▶ _What needs to be done_:
Every line below that holds "Lipid" must be copied.

[Records drawn from a dataset]
┄┄┄┄┄┄
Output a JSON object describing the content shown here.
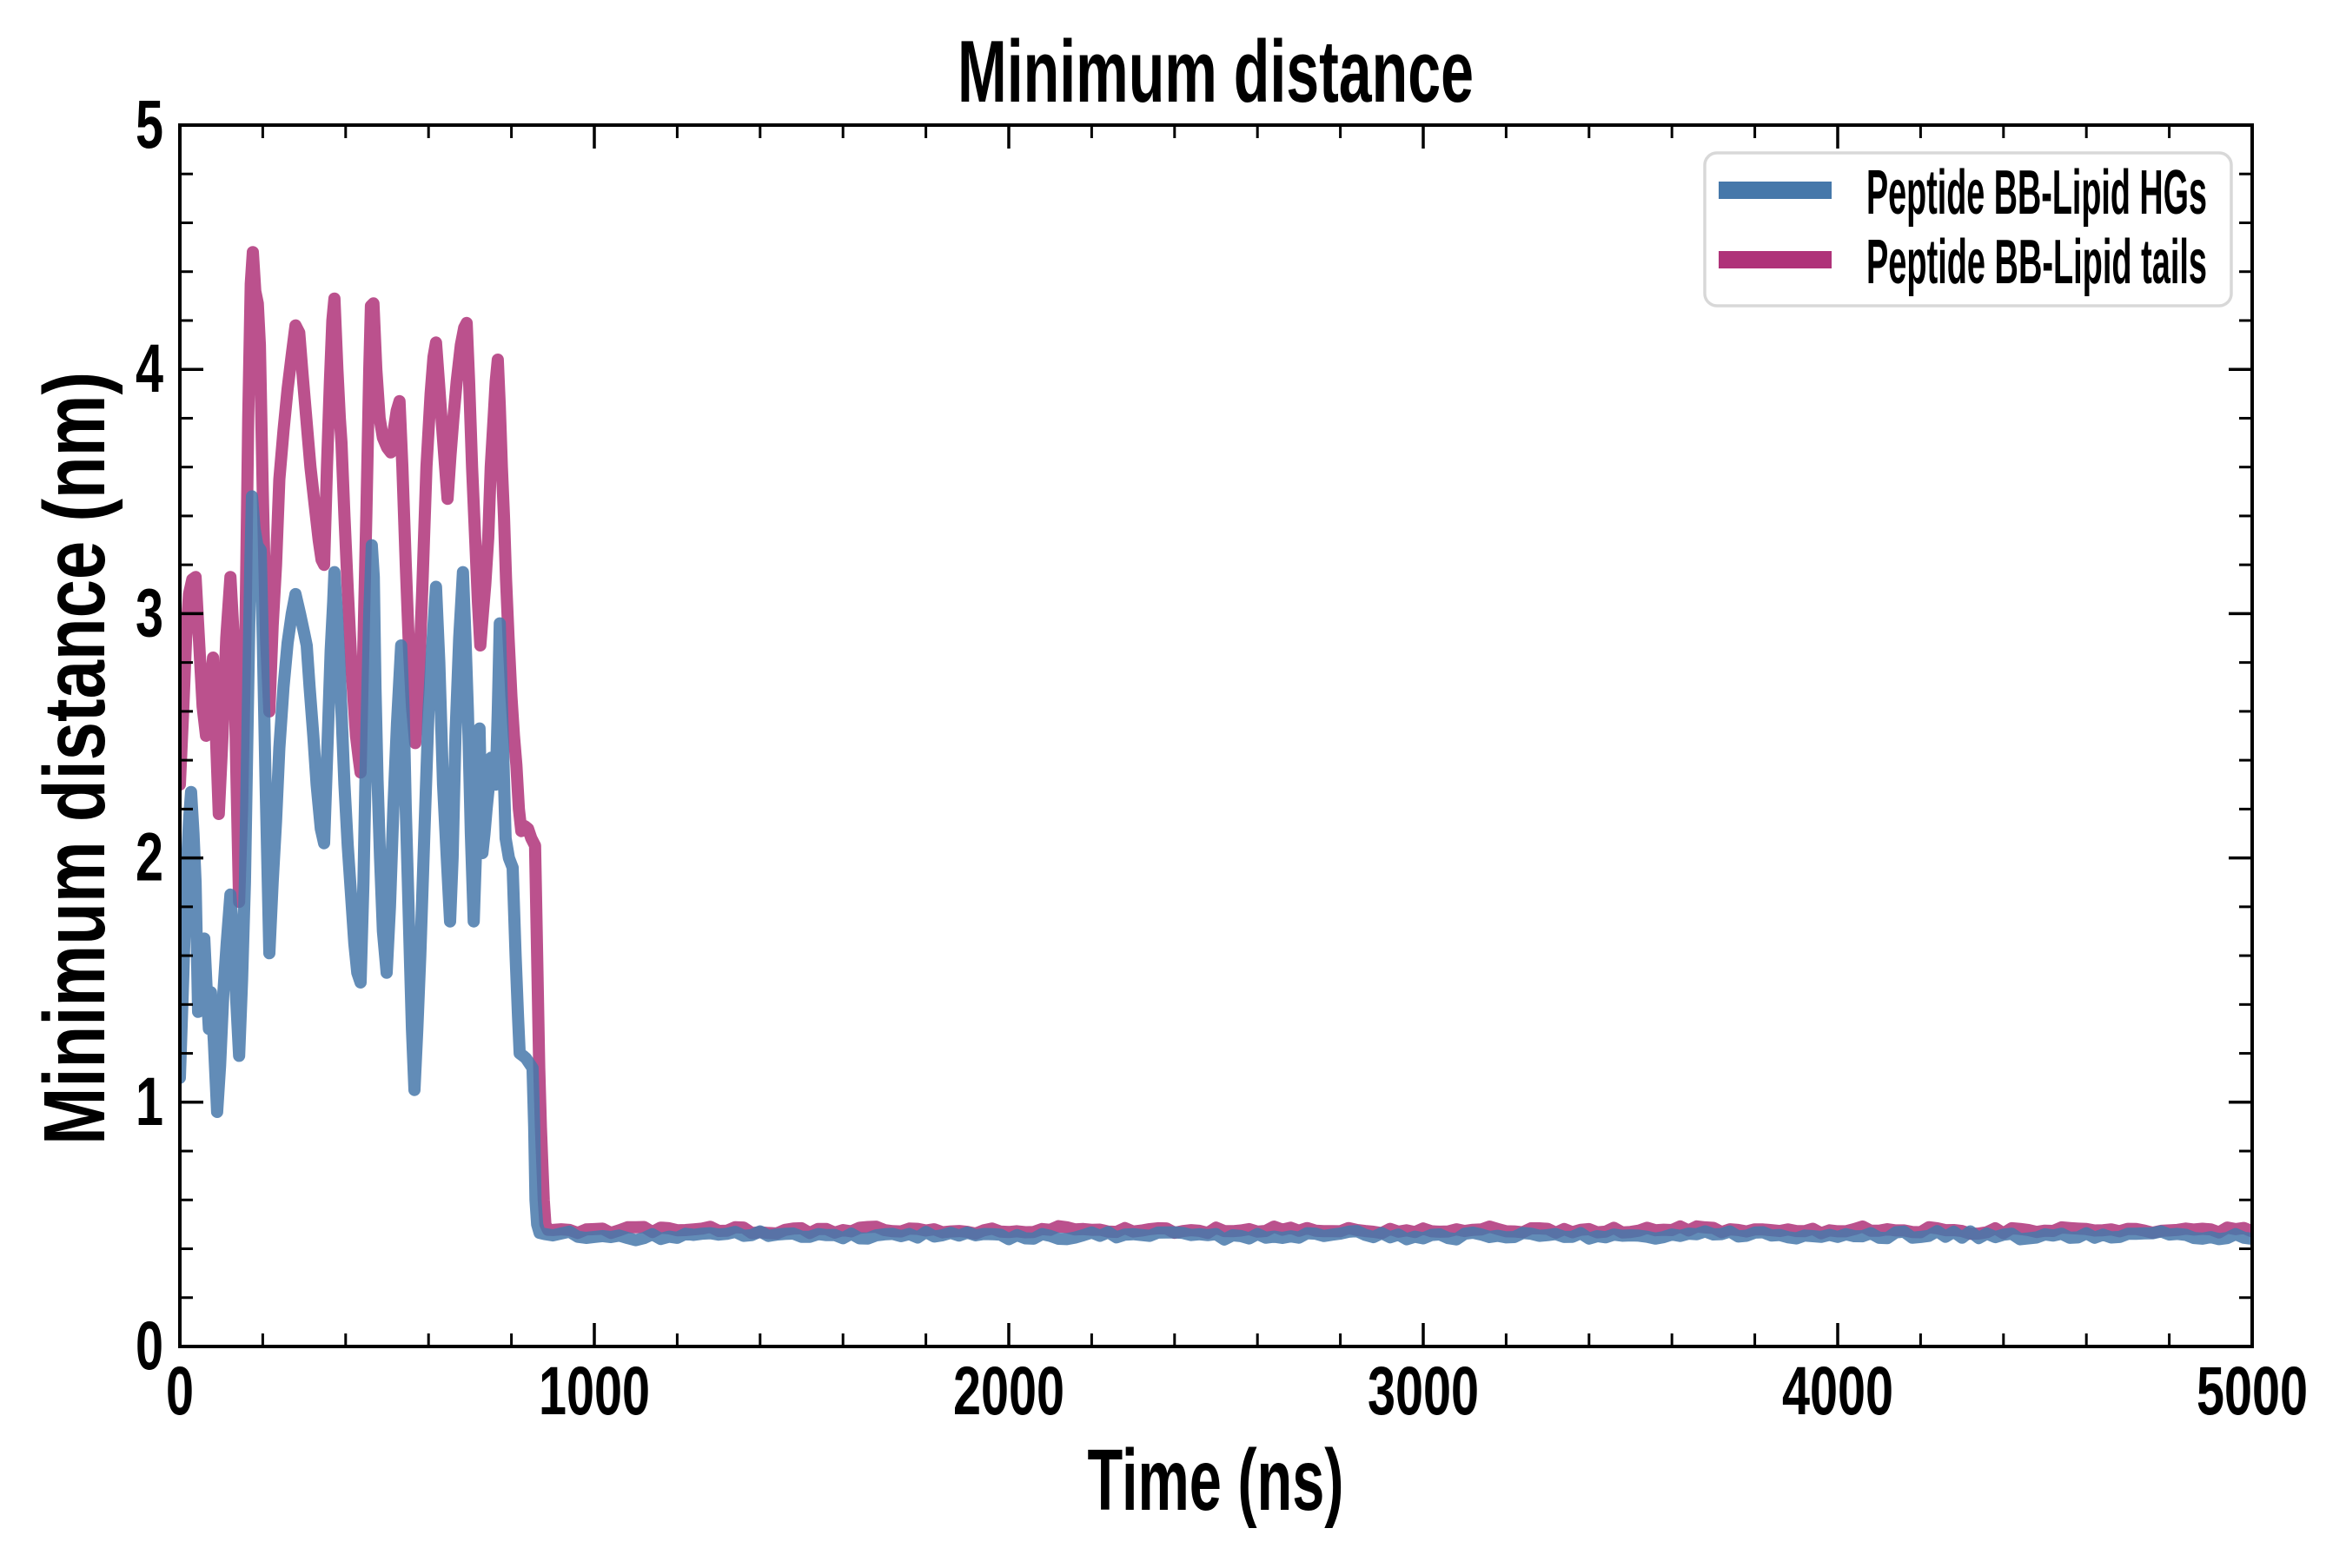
{
  "figure": {
    "title": "Minimum distance",
    "xlabel": "Time (ns)",
    "ylabel": "Minimum distance (nm)"
  },
  "legend": {
    "position": "upper right",
    "items": [
      {
        "label": "Peptide BB-Lipid HGs",
        "color": "#4678aa"
      },
      {
        "label": "Peptide BB-Lipid tails",
        "color": "#af3379"
      }
    ]
  },
  "chart_data": {
    "type": "line",
    "title": "Minimum distance",
    "xlabel": "Time (ns)",
    "ylabel": "Minimum distance (nm)",
    "xlim": [
      0,
      5000
    ],
    "ylim": [
      0,
      5
    ],
    "xticks": [
      0,
      1000,
      2000,
      3000,
      4000,
      5000
    ],
    "yticks": [
      0,
      1,
      2,
      3,
      4,
      5
    ],
    "x_minor_step": 200,
    "y_minor_step": 0.2,
    "grid": false,
    "legend_position": "upper right",
    "line_width": 14,
    "line_opacity": 0.85,
    "series": [
      {
        "name": "Peptide BB-Lipid HGs",
        "color": "#4678aa",
        "points": [
          [
            0,
            1.1
          ],
          [
            8,
            1.5
          ],
          [
            15,
            1.9
          ],
          [
            22,
            2.15
          ],
          [
            27,
            2.27
          ],
          [
            33,
            2.1
          ],
          [
            38,
            1.9
          ],
          [
            44,
            1.37
          ],
          [
            50,
            1.5
          ],
          [
            55,
            1.62
          ],
          [
            59,
            1.67
          ],
          [
            65,
            1.45
          ],
          [
            70,
            1.3
          ],
          [
            75,
            1.45
          ],
          [
            82,
            1.25
          ],
          [
            90,
            0.96
          ],
          [
            97,
            1.15
          ],
          [
            105,
            1.45
          ],
          [
            113,
            1.65
          ],
          [
            122,
            1.85
          ],
          [
            128,
            1.7
          ],
          [
            135,
            1.45
          ],
          [
            143,
            1.19
          ],
          [
            150,
            1.5
          ],
          [
            157,
            1.9
          ],
          [
            164,
            2.6
          ],
          [
            170,
            3.2
          ],
          [
            174,
            3.48
          ],
          [
            180,
            3.35
          ],
          [
            187,
            3.28
          ],
          [
            195,
            3.26
          ],
          [
            200,
            2.9
          ],
          [
            207,
            2.3
          ],
          [
            216,
            1.61
          ],
          [
            224,
            1.9
          ],
          [
            232,
            2.15
          ],
          [
            240,
            2.45
          ],
          [
            250,
            2.7
          ],
          [
            260,
            2.88
          ],
          [
            270,
            3.0
          ],
          [
            279,
            3.08
          ],
          [
            290,
            3.0
          ],
          [
            300,
            2.92
          ],
          [
            306,
            2.87
          ],
          [
            313,
            2.7
          ],
          [
            322,
            2.5
          ],
          [
            330,
            2.3
          ],
          [
            340,
            2.12
          ],
          [
            348,
            2.06
          ],
          [
            356,
            2.45
          ],
          [
            364,
            2.85
          ],
          [
            370,
            3.05
          ],
          [
            373,
            3.17
          ],
          [
            379,
            3.0
          ],
          [
            385,
            2.8
          ],
          [
            390,
            2.6
          ],
          [
            397,
            2.3
          ],
          [
            405,
            2.05
          ],
          [
            413,
            1.85
          ],
          [
            421,
            1.65
          ],
          [
            428,
            1.53
          ],
          [
            436,
            1.49
          ],
          [
            443,
            1.9
          ],
          [
            450,
            2.5
          ],
          [
            457,
            3.0
          ],
          [
            463,
            3.28
          ],
          [
            468,
            3.15
          ],
          [
            472,
            2.7
          ],
          [
            477,
            2.32
          ],
          [
            483,
            2.0
          ],
          [
            490,
            1.7
          ],
          [
            499,
            1.53
          ],
          [
            507,
            1.8
          ],
          [
            515,
            2.2
          ],
          [
            524,
            2.55
          ],
          [
            534,
            2.87
          ],
          [
            540,
            2.6
          ],
          [
            545,
            2.2
          ],
          [
            550,
            1.9
          ],
          [
            555,
            1.6
          ],
          [
            560,
            1.3
          ],
          [
            566,
            1.05
          ],
          [
            573,
            1.3
          ],
          [
            580,
            1.6
          ],
          [
            590,
            2.1
          ],
          [
            600,
            2.6
          ],
          [
            610,
            2.9
          ],
          [
            618,
            3.11
          ],
          [
            626,
            2.8
          ],
          [
            635,
            2.3
          ],
          [
            644,
            2.0
          ],
          [
            652,
            1.74
          ],
          [
            658,
            2.0
          ],
          [
            665,
            2.5
          ],
          [
            674,
            2.9
          ],
          [
            683,
            3.17
          ],
          [
            689,
            2.9
          ],
          [
            695,
            2.6
          ],
          [
            702,
            2.1
          ],
          [
            709,
            1.74
          ],
          [
            714,
            2.0
          ],
          [
            718,
            2.2
          ],
          [
            723,
            2.53
          ],
          [
            727,
            2.2
          ],
          [
            730,
            2.02
          ],
          [
            735,
            2.1
          ],
          [
            740,
            2.2
          ],
          [
            746,
            2.3
          ],
          [
            751,
            2.41
          ],
          [
            757,
            2.35
          ],
          [
            762,
            2.3
          ],
          [
            767,
            2.6
          ],
          [
            772,
            2.96
          ],
          [
            779,
            2.5
          ],
          [
            786,
            2.08
          ],
          [
            794,
            2.0
          ],
          [
            803,
            1.96
          ],
          [
            810,
            1.6
          ],
          [
            816,
            1.35
          ],
          [
            820,
            1.2
          ],
          [
            828,
            1.19
          ],
          [
            835,
            1.18
          ],
          [
            843,
            1.16
          ],
          [
            851,
            1.14
          ],
          [
            855,
            0.9
          ],
          [
            858,
            0.6
          ],
          [
            862,
            0.5
          ],
          [
            868,
            0.465
          ],
          [
            880,
            0.46
          ],
          [
            900,
            0.455
          ]
        ],
        "flat_tail": {
          "from": 920,
          "to": 5000,
          "step": 20,
          "base": 0.455,
          "noise_amp": 0.014,
          "seed": 3
        }
      },
      {
        "name": "Peptide BB-Lipid tails",
        "color": "#af3379",
        "points": [
          [
            0,
            2.3
          ],
          [
            8,
            2.6
          ],
          [
            15,
            2.9
          ],
          [
            22,
            3.08
          ],
          [
            30,
            3.14
          ],
          [
            38,
            3.15
          ],
          [
            46,
            2.9
          ],
          [
            55,
            2.62
          ],
          [
            63,
            2.5
          ],
          [
            72,
            2.68
          ],
          [
            80,
            2.82
          ],
          [
            87,
            2.5
          ],
          [
            94,
            2.18
          ],
          [
            103,
            2.5
          ],
          [
            112,
            2.9
          ],
          [
            122,
            3.15
          ],
          [
            130,
            2.9
          ],
          [
            137,
            2.3
          ],
          [
            143,
            1.82
          ],
          [
            150,
            2.2
          ],
          [
            158,
            2.9
          ],
          [
            165,
            3.8
          ],
          [
            171,
            4.35
          ],
          [
            176,
            4.48
          ],
          [
            182,
            4.32
          ],
          [
            188,
            4.27
          ],
          [
            193,
            4.1
          ],
          [
            200,
            3.5
          ],
          [
            208,
            2.9
          ],
          [
            216,
            2.6
          ],
          [
            224,
            2.95
          ],
          [
            232,
            3.2
          ],
          [
            240,
            3.55
          ],
          [
            250,
            3.75
          ],
          [
            260,
            3.92
          ],
          [
            270,
            4.06
          ],
          [
            279,
            4.18
          ],
          [
            288,
            4.15
          ],
          [
            296,
            3.98
          ],
          [
            305,
            3.8
          ],
          [
            315,
            3.6
          ],
          [
            325,
            3.45
          ],
          [
            335,
            3.3
          ],
          [
            342,
            3.22
          ],
          [
            348,
            3.2
          ],
          [
            355,
            3.6
          ],
          [
            362,
            3.95
          ],
          [
            368,
            4.2
          ],
          [
            373,
            4.29
          ],
          [
            380,
            4.0
          ],
          [
            386,
            3.8
          ],
          [
            390,
            3.7
          ],
          [
            397,
            3.4
          ],
          [
            405,
            3.1
          ],
          [
            415,
            2.75
          ],
          [
            425,
            2.5
          ],
          [
            432,
            2.4
          ],
          [
            436,
            2.35
          ],
          [
            442,
            2.8
          ],
          [
            450,
            3.4
          ],
          [
            457,
            4.0
          ],
          [
            461,
            4.26
          ],
          [
            467,
            4.27
          ],
          [
            474,
            4.0
          ],
          [
            482,
            3.8
          ],
          [
            490,
            3.72
          ],
          [
            500,
            3.68
          ],
          [
            509,
            3.66
          ],
          [
            516,
            3.75
          ],
          [
            523,
            3.83
          ],
          [
            530,
            3.87
          ],
          [
            537,
            3.6
          ],
          [
            545,
            3.2
          ],
          [
            553,
            2.85
          ],
          [
            560,
            2.62
          ],
          [
            568,
            2.47
          ],
          [
            576,
            2.7
          ],
          [
            585,
            3.1
          ],
          [
            595,
            3.6
          ],
          [
            605,
            3.9
          ],
          [
            612,
            4.05
          ],
          [
            618,
            4.11
          ],
          [
            625,
            3.95
          ],
          [
            632,
            3.78
          ],
          [
            640,
            3.6
          ],
          [
            646,
            3.47
          ],
          [
            653,
            3.65
          ],
          [
            660,
            3.8
          ],
          [
            668,
            3.95
          ],
          [
            678,
            4.1
          ],
          [
            686,
            4.17
          ],
          [
            692,
            4.19
          ],
          [
            698,
            3.95
          ],
          [
            705,
            3.6
          ],
          [
            713,
            3.29
          ],
          [
            719,
            3.05
          ],
          [
            725,
            2.87
          ],
          [
            731,
            3.0
          ],
          [
            737,
            3.12
          ],
          [
            744,
            3.31
          ],
          [
            750,
            3.6
          ],
          [
            757,
            3.8
          ],
          [
            762,
            3.95
          ],
          [
            767,
            4.04
          ],
          [
            772,
            3.85
          ],
          [
            777,
            3.6
          ],
          [
            782,
            3.4
          ],
          [
            787,
            3.14
          ],
          [
            793,
            2.9
          ],
          [
            800,
            2.66
          ],
          [
            806,
            2.5
          ],
          [
            812,
            2.38
          ],
          [
            818,
            2.2
          ],
          [
            824,
            2.11
          ],
          [
            832,
            2.13
          ],
          [
            840,
            2.12
          ],
          [
            848,
            2.08
          ],
          [
            857,
            2.05
          ],
          [
            862,
            1.6
          ],
          [
            867,
            1.14
          ],
          [
            871,
            0.9
          ],
          [
            874,
            0.77
          ],
          [
            878,
            0.6
          ],
          [
            882,
            0.5
          ],
          [
            888,
            0.478
          ],
          [
            900,
            0.477
          ]
        ],
        "flat_tail": {
          "from": 920,
          "to": 5000,
          "step": 20,
          "base": 0.477,
          "noise_amp": 0.012,
          "seed": 11
        }
      }
    ]
  }
}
┄┄┄┄┄┄
▶ _Reply to the exercise_:
        "label": "Peptide BB-Lipid HGs",
        "label": "Peptide BB-Lipid tails",
        "name": "Peptide BB-Lipid HGs",
        "name": "Peptide BB-Lipid tails",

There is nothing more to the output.